--- Supplied information ---

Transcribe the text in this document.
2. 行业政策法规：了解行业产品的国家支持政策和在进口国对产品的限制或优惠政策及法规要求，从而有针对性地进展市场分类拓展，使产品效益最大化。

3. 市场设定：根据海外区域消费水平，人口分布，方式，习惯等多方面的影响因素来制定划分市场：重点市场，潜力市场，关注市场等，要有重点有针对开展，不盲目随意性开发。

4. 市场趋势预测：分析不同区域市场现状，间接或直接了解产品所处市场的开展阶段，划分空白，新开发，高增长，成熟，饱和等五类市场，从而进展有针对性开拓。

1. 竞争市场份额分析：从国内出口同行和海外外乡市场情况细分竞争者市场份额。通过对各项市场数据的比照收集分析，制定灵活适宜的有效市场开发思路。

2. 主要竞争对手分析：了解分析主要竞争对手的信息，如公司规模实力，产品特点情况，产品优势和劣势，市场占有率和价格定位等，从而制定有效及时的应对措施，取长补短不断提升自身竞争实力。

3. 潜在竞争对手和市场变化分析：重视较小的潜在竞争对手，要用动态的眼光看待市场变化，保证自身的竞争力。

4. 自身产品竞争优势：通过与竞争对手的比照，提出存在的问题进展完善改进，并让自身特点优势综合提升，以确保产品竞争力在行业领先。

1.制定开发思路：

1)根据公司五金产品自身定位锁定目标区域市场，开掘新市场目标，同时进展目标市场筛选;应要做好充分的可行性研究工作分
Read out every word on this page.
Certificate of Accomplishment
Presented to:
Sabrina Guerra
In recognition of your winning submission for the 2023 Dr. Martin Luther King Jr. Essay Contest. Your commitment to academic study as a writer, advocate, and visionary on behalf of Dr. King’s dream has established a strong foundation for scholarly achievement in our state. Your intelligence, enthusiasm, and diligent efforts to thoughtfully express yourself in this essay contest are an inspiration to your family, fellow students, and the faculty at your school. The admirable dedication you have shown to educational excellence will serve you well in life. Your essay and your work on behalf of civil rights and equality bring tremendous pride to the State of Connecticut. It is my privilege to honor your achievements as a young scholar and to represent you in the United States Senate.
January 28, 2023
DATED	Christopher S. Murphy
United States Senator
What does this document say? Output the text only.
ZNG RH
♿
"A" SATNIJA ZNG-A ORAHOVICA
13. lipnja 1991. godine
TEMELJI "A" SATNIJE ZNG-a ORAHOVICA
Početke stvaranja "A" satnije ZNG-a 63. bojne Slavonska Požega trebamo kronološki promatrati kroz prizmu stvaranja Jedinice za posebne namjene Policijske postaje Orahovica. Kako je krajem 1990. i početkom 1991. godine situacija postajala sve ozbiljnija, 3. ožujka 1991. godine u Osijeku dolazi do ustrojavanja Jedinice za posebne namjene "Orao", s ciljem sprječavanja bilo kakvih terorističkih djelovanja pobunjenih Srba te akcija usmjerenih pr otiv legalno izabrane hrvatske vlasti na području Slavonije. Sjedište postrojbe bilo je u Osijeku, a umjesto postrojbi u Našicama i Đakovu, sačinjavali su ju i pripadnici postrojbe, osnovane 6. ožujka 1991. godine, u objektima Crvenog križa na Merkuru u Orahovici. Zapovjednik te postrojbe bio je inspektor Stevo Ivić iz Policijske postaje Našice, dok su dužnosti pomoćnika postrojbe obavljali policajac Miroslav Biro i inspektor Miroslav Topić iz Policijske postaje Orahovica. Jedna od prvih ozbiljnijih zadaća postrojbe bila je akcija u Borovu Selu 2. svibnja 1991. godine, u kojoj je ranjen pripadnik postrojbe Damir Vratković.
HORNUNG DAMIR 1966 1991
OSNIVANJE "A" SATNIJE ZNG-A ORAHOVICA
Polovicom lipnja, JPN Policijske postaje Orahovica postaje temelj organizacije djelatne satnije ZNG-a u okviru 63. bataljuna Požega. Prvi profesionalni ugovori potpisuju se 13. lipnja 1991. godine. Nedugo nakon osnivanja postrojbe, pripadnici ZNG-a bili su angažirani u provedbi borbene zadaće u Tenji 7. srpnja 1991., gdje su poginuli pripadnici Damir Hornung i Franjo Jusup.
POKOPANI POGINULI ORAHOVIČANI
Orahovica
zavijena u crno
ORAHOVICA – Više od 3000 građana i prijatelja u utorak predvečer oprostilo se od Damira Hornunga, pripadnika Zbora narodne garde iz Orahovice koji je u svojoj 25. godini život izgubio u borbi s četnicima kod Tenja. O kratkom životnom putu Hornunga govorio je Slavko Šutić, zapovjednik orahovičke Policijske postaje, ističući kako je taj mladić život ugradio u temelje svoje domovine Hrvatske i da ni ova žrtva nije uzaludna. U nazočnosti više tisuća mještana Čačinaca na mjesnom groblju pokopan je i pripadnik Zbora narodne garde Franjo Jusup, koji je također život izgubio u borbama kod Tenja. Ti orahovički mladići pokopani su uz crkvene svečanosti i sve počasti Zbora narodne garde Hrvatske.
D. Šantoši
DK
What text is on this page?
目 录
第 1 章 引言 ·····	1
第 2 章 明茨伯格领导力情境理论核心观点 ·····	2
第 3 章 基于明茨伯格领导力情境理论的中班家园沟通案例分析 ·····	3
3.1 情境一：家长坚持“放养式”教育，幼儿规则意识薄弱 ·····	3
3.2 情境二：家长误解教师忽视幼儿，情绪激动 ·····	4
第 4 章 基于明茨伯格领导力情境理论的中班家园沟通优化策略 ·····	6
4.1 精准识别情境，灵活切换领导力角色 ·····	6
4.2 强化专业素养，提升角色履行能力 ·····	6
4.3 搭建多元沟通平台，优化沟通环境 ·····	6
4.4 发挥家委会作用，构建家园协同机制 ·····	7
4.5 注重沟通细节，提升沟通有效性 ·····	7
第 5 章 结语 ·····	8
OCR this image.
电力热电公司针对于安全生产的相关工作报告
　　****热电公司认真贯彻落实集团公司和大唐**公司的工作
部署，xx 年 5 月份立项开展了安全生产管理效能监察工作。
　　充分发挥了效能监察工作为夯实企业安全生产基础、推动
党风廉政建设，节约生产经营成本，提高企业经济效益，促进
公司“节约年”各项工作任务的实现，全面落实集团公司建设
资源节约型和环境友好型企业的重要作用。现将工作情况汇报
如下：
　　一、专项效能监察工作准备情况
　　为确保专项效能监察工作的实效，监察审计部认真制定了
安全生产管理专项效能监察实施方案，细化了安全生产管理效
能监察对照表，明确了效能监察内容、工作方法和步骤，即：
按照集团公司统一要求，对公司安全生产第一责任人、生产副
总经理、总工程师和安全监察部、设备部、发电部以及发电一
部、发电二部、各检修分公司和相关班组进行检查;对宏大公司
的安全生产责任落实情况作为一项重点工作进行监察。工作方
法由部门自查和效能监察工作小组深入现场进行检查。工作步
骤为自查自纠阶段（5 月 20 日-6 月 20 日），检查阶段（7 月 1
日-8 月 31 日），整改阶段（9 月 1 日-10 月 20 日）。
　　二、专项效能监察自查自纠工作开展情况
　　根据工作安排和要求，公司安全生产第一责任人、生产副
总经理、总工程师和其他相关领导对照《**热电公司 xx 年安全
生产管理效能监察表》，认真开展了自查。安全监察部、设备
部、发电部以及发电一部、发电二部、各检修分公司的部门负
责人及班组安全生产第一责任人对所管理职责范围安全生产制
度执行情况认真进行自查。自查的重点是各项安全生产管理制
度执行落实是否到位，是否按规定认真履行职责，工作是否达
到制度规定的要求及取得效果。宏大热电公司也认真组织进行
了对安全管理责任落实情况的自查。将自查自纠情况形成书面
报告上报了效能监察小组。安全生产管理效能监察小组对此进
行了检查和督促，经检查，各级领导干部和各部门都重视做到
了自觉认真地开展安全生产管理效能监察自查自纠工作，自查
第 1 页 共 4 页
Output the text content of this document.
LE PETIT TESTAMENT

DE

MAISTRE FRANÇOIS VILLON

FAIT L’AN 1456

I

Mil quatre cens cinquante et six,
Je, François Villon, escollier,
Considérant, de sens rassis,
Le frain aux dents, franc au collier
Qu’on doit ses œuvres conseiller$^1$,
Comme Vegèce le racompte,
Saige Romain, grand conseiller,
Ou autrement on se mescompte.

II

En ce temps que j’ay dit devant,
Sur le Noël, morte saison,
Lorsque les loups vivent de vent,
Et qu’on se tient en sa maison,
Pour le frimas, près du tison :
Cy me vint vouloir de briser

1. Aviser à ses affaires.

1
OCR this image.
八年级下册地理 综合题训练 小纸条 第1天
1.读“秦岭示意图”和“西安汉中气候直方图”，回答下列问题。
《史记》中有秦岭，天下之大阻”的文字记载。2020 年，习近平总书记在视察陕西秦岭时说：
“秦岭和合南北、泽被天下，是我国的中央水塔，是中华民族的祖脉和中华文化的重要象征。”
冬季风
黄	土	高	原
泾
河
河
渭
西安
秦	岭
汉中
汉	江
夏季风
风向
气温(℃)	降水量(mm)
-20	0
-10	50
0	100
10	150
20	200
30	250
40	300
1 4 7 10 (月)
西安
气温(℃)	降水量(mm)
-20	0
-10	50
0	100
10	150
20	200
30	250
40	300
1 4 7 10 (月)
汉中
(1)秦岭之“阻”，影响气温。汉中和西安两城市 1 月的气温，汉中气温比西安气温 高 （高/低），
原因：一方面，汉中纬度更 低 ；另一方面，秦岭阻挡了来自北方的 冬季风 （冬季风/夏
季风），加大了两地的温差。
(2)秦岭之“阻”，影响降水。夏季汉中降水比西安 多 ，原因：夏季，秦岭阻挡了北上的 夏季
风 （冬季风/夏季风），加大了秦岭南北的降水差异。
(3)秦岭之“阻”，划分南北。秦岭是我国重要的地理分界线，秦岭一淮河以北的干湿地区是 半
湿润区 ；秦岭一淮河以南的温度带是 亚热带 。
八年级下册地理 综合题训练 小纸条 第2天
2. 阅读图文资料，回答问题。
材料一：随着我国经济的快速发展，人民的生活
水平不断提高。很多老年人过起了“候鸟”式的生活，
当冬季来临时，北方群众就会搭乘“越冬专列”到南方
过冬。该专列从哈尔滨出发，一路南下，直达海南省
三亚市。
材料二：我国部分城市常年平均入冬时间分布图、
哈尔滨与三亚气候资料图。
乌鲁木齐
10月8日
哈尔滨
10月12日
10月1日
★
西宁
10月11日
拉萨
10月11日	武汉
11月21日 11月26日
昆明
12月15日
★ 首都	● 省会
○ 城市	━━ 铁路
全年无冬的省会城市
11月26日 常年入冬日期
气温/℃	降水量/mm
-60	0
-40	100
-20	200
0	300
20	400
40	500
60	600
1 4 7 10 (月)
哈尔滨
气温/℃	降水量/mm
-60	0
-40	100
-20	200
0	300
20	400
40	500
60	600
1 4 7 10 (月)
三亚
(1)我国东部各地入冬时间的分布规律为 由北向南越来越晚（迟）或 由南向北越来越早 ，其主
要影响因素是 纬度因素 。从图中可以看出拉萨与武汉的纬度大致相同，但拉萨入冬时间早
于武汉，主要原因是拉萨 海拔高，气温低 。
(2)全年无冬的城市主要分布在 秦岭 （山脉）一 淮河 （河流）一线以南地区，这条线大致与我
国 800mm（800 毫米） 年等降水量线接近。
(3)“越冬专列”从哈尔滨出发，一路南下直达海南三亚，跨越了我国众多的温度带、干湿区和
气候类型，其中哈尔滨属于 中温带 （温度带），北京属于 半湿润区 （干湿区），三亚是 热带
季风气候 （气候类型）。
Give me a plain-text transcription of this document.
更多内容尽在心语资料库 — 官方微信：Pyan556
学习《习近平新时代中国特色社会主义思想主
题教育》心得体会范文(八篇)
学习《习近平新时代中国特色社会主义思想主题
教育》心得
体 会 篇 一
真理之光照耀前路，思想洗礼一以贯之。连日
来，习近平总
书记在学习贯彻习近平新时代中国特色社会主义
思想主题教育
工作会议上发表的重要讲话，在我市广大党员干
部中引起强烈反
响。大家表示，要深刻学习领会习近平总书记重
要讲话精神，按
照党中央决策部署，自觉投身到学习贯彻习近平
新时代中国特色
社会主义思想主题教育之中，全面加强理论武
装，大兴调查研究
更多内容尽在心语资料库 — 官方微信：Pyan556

---

What the task requires: Copy out exactly the lines between the line with "Give me a plain-text" and the last line of the entries, counting both of those lines.

Problem solution:
Give me a plain-text transcription of this document.
更多内容尽在心语资料库 — 官方微信：Pyan556
学习《习近平新时代中国特色社会主义思想主
题教育》心得体会范文(八篇)
学习《习近平新时代中国特色社会主义思想主题
教育》心得
体 会 篇 一
真理之光照耀前路，思想洗礼一以贯之。连日
来，习近平总
书记在学习贯彻习近平新时代中国特色社会主义
思想主题教育
工作会议上发表的重要讲话，在我市广大党员干
部中引起强烈反
响。大家表示，要深刻学习领会习近平总书记重
要讲话精神，按
照党中央决策部署，自觉投身到学习贯彻习近平
新时代中国特色
社会主义思想主题教育之中，全面加强理论武
装，大兴调查研究
更多内容尽在心语资料库 — 官方微信：Pyan556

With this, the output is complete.